** INSTRUCTIONS TO FOLLOW **
Find every line in the records below that contains "ditanam", and copy it.

** PROVIDED DATA **
= Beginning of Section =

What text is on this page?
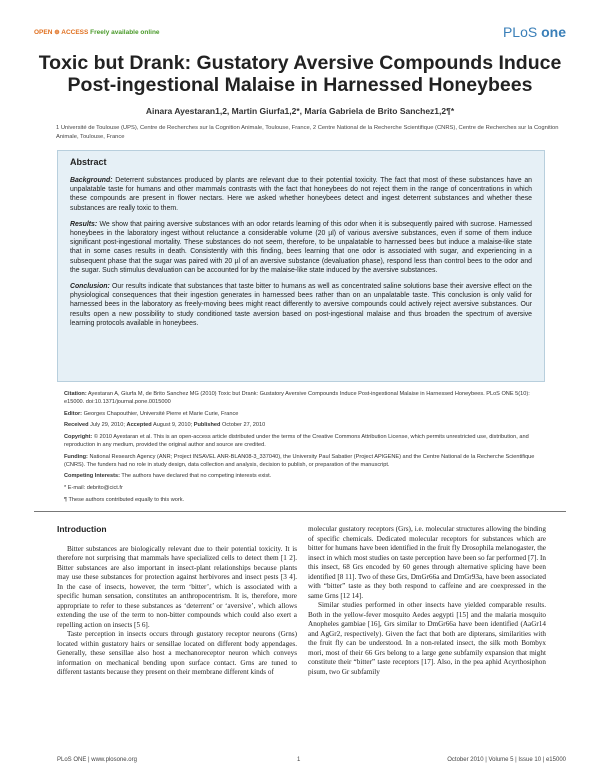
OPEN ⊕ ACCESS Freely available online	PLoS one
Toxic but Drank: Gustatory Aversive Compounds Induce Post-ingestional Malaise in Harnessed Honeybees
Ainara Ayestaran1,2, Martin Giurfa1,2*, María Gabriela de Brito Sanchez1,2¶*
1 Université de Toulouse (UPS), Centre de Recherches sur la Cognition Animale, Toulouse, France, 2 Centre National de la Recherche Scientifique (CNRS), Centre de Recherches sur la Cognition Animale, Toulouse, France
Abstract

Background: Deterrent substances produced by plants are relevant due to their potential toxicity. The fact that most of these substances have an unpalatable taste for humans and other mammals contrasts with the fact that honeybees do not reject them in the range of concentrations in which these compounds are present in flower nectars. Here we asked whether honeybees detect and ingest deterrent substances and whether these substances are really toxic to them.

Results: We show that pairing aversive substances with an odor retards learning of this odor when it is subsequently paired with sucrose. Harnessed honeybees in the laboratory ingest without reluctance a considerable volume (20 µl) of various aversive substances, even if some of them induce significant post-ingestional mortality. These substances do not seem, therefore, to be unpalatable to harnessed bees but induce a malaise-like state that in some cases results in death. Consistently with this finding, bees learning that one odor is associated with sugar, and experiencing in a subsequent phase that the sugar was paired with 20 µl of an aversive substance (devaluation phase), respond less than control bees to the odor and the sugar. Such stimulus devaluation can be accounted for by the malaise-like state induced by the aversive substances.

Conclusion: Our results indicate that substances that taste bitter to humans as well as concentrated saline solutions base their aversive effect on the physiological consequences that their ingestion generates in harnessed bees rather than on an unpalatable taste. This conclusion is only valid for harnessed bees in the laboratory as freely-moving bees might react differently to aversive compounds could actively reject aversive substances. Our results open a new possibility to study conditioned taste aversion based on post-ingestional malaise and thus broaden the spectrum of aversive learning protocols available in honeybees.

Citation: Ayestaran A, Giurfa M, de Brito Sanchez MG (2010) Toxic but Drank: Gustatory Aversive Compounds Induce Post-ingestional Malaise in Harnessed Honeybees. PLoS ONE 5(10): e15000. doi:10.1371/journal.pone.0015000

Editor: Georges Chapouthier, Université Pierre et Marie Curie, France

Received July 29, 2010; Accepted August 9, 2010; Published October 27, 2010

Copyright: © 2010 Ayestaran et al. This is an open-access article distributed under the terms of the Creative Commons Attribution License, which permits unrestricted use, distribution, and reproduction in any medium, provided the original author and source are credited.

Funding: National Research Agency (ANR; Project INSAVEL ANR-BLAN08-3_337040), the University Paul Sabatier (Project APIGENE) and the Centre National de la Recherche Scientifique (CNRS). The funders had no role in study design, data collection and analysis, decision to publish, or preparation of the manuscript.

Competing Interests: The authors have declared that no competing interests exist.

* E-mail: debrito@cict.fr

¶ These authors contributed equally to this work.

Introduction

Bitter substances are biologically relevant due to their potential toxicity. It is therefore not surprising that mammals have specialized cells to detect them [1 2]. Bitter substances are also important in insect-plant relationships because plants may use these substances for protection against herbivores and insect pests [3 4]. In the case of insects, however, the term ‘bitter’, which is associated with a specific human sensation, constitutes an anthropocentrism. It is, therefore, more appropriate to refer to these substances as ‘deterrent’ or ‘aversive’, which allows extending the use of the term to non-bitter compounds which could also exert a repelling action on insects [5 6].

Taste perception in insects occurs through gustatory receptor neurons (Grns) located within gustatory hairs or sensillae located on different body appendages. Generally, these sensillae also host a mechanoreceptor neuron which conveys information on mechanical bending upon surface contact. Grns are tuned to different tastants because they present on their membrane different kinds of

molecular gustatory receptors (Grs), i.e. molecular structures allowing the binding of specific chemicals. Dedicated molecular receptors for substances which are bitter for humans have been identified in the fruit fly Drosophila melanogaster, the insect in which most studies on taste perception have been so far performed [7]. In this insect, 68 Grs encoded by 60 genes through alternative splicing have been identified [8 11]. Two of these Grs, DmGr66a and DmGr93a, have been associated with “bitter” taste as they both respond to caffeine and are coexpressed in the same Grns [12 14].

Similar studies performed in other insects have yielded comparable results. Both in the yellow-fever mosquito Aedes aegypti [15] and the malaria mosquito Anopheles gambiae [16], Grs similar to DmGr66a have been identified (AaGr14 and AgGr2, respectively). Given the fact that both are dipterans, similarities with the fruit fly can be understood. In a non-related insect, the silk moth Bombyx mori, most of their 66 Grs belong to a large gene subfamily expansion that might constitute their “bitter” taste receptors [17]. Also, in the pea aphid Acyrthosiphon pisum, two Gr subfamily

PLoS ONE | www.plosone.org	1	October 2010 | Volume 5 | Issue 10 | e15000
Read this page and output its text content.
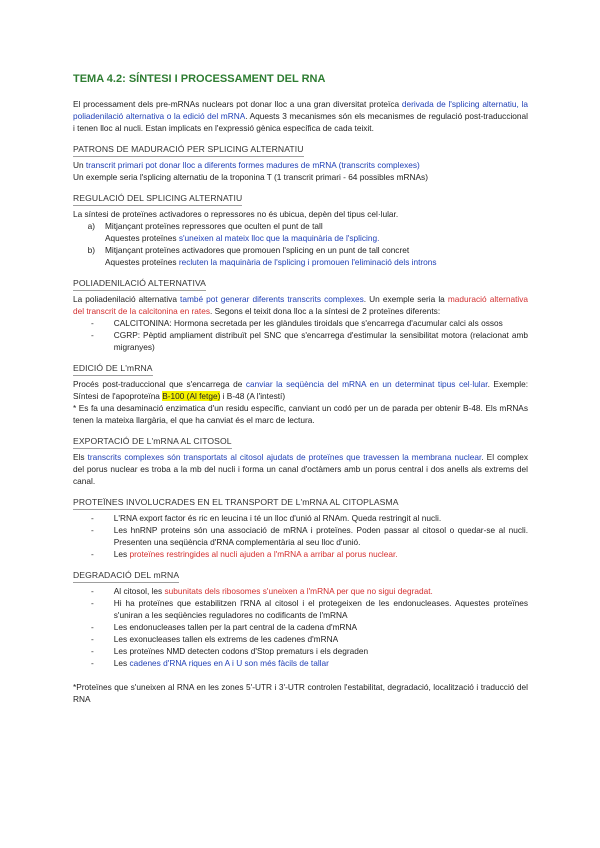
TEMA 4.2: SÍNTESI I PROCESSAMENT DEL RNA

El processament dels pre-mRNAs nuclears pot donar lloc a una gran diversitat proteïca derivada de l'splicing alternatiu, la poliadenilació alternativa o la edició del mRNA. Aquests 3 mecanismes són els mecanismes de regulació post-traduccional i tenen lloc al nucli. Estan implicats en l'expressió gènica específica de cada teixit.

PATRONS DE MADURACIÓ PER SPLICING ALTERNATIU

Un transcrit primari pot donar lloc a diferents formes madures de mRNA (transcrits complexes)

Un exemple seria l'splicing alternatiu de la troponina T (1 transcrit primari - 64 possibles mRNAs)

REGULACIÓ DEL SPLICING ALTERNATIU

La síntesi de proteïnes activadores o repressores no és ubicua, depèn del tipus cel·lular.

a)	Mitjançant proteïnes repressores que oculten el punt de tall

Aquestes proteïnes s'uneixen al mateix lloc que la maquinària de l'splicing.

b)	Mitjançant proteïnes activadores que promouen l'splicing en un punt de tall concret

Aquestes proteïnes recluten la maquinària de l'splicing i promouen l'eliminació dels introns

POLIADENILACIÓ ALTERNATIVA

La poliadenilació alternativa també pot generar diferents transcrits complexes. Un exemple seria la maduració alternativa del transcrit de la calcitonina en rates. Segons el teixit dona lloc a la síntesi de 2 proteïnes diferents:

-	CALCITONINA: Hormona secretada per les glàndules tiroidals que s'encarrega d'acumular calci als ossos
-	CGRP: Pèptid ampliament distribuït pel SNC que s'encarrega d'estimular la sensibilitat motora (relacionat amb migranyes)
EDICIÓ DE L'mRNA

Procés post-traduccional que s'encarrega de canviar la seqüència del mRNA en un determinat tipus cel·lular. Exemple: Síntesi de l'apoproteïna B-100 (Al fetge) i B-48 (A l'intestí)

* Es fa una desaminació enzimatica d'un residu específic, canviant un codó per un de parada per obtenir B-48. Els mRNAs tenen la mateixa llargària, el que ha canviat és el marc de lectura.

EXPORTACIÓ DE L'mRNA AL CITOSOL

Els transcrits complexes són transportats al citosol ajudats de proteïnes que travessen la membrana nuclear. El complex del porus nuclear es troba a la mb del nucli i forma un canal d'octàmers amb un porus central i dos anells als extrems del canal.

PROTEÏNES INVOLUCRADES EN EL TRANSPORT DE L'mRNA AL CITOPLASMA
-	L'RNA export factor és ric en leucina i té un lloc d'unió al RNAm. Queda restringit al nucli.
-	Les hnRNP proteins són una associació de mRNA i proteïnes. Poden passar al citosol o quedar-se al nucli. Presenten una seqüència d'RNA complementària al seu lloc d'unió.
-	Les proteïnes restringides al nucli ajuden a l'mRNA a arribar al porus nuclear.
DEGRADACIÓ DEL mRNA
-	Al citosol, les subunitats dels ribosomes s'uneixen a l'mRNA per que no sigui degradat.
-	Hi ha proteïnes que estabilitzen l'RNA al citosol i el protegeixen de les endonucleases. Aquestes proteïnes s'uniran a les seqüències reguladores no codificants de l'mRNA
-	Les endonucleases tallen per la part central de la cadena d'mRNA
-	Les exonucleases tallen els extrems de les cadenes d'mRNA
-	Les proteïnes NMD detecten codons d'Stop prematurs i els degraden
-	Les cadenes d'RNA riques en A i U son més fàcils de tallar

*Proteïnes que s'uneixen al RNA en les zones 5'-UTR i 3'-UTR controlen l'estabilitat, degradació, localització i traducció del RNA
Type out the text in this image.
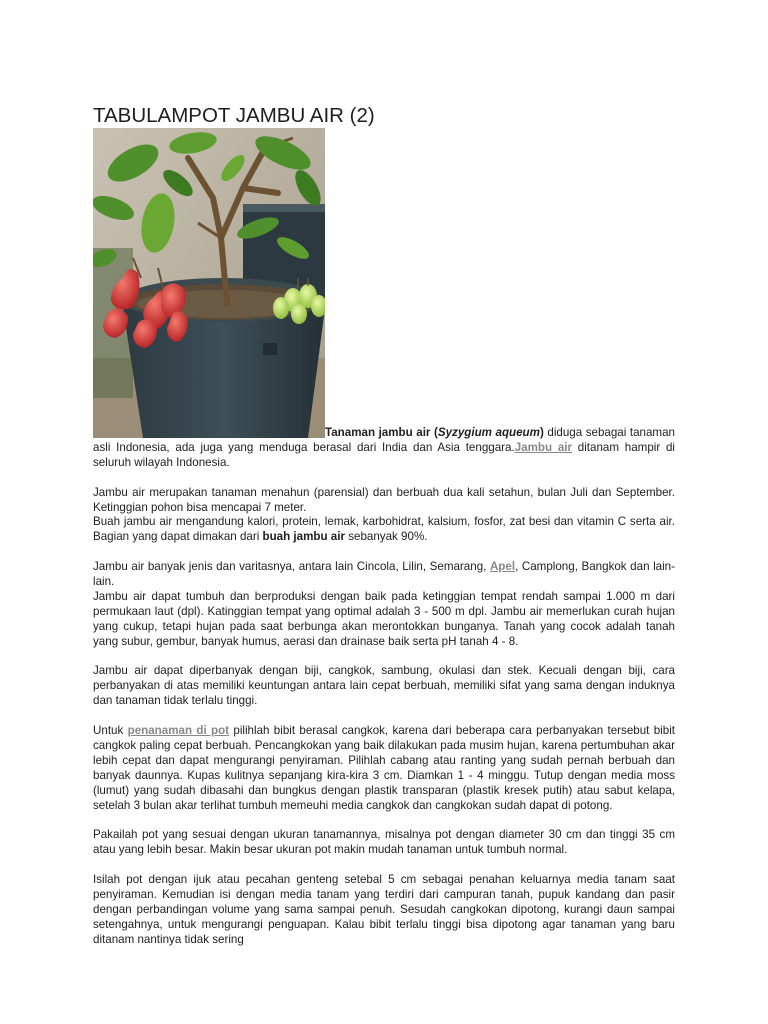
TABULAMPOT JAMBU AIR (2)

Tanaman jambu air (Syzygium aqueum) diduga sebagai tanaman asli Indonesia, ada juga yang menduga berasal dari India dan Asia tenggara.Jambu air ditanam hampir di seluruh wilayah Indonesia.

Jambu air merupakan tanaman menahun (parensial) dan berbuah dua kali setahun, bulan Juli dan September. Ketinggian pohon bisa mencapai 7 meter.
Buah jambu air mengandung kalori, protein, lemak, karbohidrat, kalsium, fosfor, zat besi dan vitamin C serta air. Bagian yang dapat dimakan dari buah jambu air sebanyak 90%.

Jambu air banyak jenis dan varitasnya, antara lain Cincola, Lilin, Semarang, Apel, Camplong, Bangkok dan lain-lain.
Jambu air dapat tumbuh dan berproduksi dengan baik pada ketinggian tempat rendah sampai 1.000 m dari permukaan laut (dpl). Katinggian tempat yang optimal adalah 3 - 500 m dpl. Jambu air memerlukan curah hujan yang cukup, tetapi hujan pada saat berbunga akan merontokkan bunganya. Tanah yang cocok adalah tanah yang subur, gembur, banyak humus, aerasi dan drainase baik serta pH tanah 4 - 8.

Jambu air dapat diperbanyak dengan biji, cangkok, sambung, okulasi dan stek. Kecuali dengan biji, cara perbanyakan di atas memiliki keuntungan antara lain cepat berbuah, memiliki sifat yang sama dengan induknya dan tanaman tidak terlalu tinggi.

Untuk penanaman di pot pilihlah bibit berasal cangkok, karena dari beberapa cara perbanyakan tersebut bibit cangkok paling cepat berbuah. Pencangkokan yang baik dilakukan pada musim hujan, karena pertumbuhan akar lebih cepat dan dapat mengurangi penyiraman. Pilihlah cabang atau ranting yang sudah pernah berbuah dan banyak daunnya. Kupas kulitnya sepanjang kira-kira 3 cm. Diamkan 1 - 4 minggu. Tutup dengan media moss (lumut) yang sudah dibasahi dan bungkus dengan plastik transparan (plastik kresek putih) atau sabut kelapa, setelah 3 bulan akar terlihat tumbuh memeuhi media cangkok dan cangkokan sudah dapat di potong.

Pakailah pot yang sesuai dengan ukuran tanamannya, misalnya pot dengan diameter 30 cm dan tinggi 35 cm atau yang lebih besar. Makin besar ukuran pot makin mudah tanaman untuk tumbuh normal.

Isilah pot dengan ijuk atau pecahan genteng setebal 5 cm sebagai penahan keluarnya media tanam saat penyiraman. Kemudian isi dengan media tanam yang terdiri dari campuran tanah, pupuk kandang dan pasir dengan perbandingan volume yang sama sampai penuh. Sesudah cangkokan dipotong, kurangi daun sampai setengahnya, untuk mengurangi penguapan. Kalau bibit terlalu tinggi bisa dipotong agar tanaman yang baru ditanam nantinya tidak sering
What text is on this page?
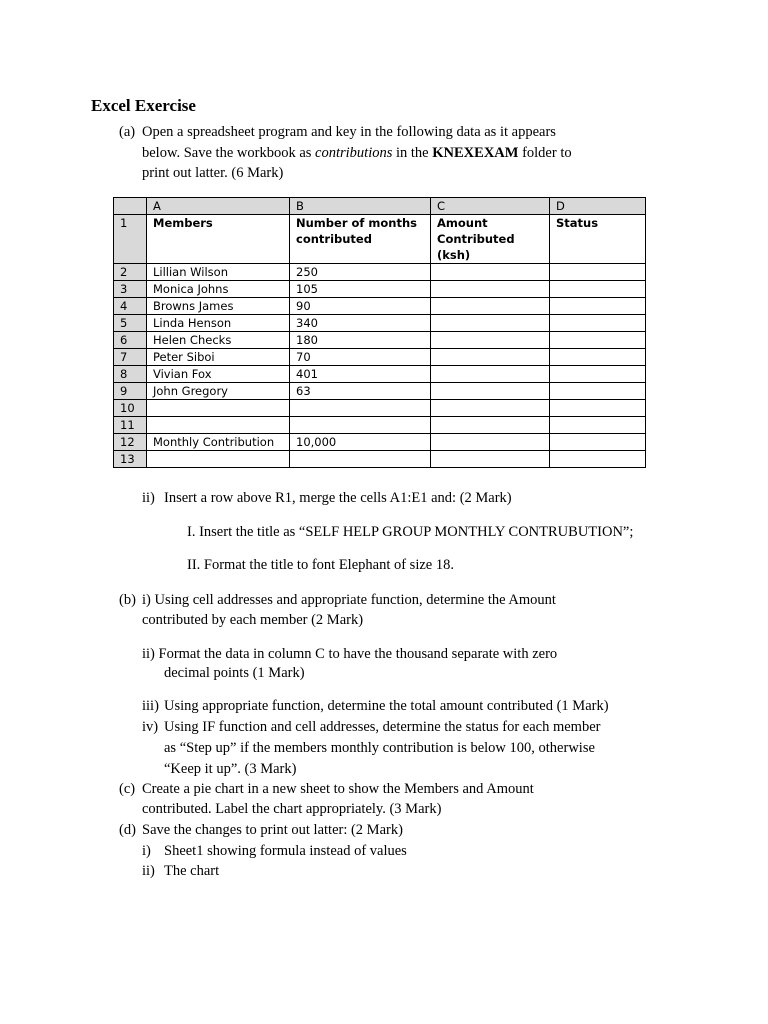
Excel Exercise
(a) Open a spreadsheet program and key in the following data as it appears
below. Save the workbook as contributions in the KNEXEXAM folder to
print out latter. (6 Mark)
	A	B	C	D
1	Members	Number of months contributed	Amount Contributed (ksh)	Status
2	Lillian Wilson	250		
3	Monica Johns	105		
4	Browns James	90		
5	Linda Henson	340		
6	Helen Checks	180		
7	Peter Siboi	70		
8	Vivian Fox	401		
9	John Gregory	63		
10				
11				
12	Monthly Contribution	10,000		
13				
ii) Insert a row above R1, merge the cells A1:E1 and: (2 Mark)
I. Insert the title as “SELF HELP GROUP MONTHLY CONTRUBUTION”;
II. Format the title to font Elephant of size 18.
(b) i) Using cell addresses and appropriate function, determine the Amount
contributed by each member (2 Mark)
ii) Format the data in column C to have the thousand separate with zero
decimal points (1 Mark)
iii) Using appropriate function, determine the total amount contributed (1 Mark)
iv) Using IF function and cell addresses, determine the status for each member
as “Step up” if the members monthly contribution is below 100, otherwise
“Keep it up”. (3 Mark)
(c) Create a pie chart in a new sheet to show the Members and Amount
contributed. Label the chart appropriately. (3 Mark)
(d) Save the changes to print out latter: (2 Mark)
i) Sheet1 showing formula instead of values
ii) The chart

= End of Section =

** EXERCISE SOLUTION **
Tanaman jambu air (Syzygium aqueum) diduga sebagai tanaman asli Indonesia, ada juga yang menduga berasal dari India dan Asia tenggara.Jambu air ditanam hampir di seluruh wilayah Indonesia.
Isilah pot dengan ijuk atau pecahan genteng setebal 5 cm sebagai penahan keluarnya media tanam saat penyiraman. Kemudian isi dengan media tanam yang terdiri dari campuran tanah, pupuk kandang dan pasir dengan perbandingan volume yang sama sampai penuh. Sesudah cangkokan dipotong, kurangi daun sampai setengahnya, untuk mengurangi penguapan. Kalau bibit terlalu tinggi bisa dipotong agar tanaman yang baru ditanam nantinya tidak sering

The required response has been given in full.